--- RECORDS SUPPLIED ---

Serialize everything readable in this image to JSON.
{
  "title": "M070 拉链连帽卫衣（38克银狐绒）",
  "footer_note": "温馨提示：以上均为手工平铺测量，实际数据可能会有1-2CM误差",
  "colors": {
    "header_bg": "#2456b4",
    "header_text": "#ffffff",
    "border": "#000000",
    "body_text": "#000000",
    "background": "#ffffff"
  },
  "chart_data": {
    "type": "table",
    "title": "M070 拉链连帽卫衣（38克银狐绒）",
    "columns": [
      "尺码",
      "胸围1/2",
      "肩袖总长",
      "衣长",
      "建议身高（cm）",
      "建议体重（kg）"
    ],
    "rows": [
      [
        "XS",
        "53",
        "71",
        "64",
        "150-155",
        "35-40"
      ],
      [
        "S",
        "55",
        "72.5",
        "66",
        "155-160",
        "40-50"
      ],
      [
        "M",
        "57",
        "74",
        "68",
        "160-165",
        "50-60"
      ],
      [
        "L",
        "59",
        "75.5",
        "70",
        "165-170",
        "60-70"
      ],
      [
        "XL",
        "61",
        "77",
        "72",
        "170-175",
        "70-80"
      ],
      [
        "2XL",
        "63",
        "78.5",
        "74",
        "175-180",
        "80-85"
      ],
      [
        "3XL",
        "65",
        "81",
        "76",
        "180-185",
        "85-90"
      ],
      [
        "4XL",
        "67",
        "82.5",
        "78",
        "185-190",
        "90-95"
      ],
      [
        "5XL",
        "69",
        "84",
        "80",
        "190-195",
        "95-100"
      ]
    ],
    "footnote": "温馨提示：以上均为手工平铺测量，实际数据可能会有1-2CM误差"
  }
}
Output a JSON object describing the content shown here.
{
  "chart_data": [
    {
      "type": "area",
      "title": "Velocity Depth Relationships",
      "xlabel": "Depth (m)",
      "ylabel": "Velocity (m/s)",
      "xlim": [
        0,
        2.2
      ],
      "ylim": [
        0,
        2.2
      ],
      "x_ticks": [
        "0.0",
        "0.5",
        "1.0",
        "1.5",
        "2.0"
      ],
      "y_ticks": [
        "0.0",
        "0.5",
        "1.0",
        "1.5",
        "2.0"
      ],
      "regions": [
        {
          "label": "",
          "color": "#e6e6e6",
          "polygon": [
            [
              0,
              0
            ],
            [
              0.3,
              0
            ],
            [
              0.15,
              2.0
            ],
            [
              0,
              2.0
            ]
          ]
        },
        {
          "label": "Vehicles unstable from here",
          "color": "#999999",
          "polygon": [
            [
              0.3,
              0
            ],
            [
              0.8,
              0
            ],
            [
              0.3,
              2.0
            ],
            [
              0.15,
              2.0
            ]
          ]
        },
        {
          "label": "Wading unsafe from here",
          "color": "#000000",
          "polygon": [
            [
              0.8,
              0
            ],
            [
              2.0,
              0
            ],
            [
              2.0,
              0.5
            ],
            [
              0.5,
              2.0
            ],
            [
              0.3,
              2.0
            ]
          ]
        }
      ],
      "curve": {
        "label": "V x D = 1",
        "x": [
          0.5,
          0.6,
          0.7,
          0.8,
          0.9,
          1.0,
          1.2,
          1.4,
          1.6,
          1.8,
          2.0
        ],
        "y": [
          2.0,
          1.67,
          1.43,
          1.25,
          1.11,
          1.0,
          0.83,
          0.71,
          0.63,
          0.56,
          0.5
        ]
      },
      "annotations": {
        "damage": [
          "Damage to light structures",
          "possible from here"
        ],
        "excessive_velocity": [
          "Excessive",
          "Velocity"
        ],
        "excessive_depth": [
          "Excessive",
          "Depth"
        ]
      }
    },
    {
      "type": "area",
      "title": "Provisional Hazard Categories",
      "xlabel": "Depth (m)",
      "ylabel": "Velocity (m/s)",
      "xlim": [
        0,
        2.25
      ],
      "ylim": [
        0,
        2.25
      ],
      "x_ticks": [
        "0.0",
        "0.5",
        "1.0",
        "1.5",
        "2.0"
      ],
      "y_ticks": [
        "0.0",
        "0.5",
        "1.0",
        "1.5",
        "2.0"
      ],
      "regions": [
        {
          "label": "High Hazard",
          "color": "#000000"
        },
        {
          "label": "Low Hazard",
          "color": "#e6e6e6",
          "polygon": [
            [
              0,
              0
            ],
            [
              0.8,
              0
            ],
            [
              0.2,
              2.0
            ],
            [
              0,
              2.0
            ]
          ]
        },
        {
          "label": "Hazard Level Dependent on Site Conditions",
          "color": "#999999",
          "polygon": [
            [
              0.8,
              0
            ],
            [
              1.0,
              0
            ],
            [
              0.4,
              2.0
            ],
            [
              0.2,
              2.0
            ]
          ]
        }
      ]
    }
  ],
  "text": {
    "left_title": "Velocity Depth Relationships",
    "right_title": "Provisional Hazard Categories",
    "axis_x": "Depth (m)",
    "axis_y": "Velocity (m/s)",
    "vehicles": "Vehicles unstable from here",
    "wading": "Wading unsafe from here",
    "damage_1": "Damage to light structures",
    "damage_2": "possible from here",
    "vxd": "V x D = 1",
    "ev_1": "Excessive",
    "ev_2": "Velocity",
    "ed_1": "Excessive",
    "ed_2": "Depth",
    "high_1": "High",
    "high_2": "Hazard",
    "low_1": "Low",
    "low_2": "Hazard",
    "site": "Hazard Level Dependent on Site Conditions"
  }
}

---

=== DIRECTION ===
Return the full listing, character for character.

=== THE RESULT ===
Serialize everything readable in this image to JSON.
{
  "title": "M070 拉链连帽卫衣（38克银狐绒）",
  "footer_note": "温馨提示：以上均为手工平铺测量，实际数据可能会有1-2CM误差",
  "colors": {
    "header_bg": "#2456b4",
    "header_text": "#ffffff",
    "border": "#000000",
    "body_text": "#000000",
    "background": "#ffffff"
  },
  "chart_data": {
    "type": "table",
    "title": "M070 拉链连帽卫衣（38克银狐绒）",
    "columns": [
      "尺码",
      "胸围1/2",
      "肩袖总长",
      "衣长",
      "建议身高（cm）",
      "建议体重（kg）"
    ],
    "rows": [
      [
        "XS",
        "53",
        "71",
        "64",
        "150-155",
        "35-40"
      ],
      [
        "S",
        "55",
        "72.5",
        "66",
        "155-160",
        "40-50"
      ],
      [
        "M",
        "57",
        "74",
        "68",
        "160-165",
        "50-60"
      ],
      [
        "L",
        "59",
        "75.5",
        "70",
        "165-170",
        "60-70"
      ],
      [
        "XL",
        "61",
        "77",
        "72",
        "170-175",
        "70-80"
      ],
      [
        "2XL",
        "63",
        "78.5",
        "74",
        "175-180",
        "80-85"
      ],
      [
        "3XL",
        "65",
        "81",
        "76",
        "180-185",
        "85-90"
      ],
      [
        "4XL",
        "67",
        "82.5",
        "78",
        "185-190",
        "90-95"
      ],
      [
        "5XL",
        "69",
        "84",
        "80",
        "190-195",
        "95-100"
      ]
    ],
    "footnote": "温馨提示：以上均为手工平铺测量，实际数据可能会有1-2CM误差"
  }
}
Output a JSON object describing the content shown here.
{
  "chart_data": [
    {
      "type": "area",
      "title": "Velocity Depth Relationships",
      "xlabel": "Depth (m)",
      "ylabel": "Velocity (m/s)",
      "xlim": [
        0,
        2.2
      ],
      "ylim": [
        0,
        2.2
      ],
      "x_ticks": [
        "0.0",
        "0.5",
        "1.0",
        "1.5",
        "2.0"
      ],
      "y_ticks": [
        "0.0",
        "0.5",
        "1.0",
        "1.5",
        "2.0"
      ],
      "regions": [
        {
          "label": "",
          "color": "#e6e6e6",
          "polygon": [
            [
              0,
              0
            ],
            [
              0.3,
              0
            ],
            [
              0.15,
              2.0
            ],
            [
              0,
              2.0
            ]
          ]
        },
        {
          "label": "Vehicles unstable from here",
          "color": "#999999",
          "polygon": [
            [
              0.3,
              0
            ],
            [
              0.8,
              0
            ],
            [
              0.3,
              2.0
            ],
            [
              0.15,
              2.0
            ]
          ]
        },
        {
          "label": "Wading unsafe from here",
          "color": "#000000",
          "polygon": [
            [
              0.8,
              0
            ],
            [
              2.0,
              0
            ],
            [
              2.0,
              0.5
            ],
            [
              0.5,
              2.0
            ],
            [
              0.3,
              2.0
            ]
          ]
        }
      ],
      "curve": {
        "label": "V x D = 1",
        "x": [
          0.5,
          0.6,
          0.7,
          0.8,
          0.9,
          1.0,
          1.2,
          1.4,
          1.6,
          1.8,
          2.0
        ],
        "y": [
          2.0,
          1.67,
          1.43,
          1.25,
          1.11,
          1.0,
          0.83,
          0.71,
          0.63,
          0.56,
          0.5
        ]
      },
      "annotations": {
        "damage": [
          "Damage to light structures",
          "possible from here"
        ],
        "excessive_velocity": [
          "Excessive",
          "Velocity"
        ],
        "excessive_depth": [
          "Excessive",
          "Depth"
        ]
      }
    },
    {
      "type": "area",
      "title": "Provisional Hazard Categories",
      "xlabel": "Depth (m)",
      "ylabel": "Velocity (m/s)",
      "xlim": [
        0,
        2.25
      ],
      "ylim": [
        0,
        2.25
      ],
      "x_ticks": [
        "0.0",
        "0.5",
        "1.0",
        "1.5",
        "2.0"
      ],
      "y_ticks": [
        "0.0",
        "0.5",
        "1.0",
        "1.5",
        "2.0"
      ],
      "regions": [
        {
          "label": "High Hazard",
          "color": "#000000"
        },
        {
          "label": "Low Hazard",
          "color": "#e6e6e6",
          "polygon": [
            [
              0,
              0
            ],
            [
              0.8,
              0
            ],
            [
              0.2,
              2.0
            ],
            [
              0,
              2.0
            ]
          ]
        },
        {
          "label": "Hazard Level Dependent on Site Conditions",
          "color": "#999999",
          "polygon": [
            [
              0.8,
              0
            ],
            [
              1.0,
              0
            ],
            [
              0.4,
              2.0
            ],
            [
              0.2,
              2.0
            ]
          ]
        }
      ]
    }
  ],
  "text": {
    "left_title": "Velocity Depth Relationships",
    "right_title": "Provisional Hazard Categories",
    "axis_x": "Depth (m)",
    "axis_y": "Velocity (m/s)",
    "vehicles": "Vehicles unstable from here",
    "wading": "Wading unsafe from here",
    "damage_1": "Damage to light structures",
    "damage_2": "possible from here",
    "vxd": "V x D = 1",
    "ev_1": "Excessive",
    "ev_2": "Velocity",
    "ed_1": "Excessive",
    "ed_2": "Depth",
    "high_1": "High",
    "high_2": "Hazard",
    "low_1": "Low",
    "low_2": "Hazard",
    "site": "Hazard Level Dependent on Site Conditions"
  }
}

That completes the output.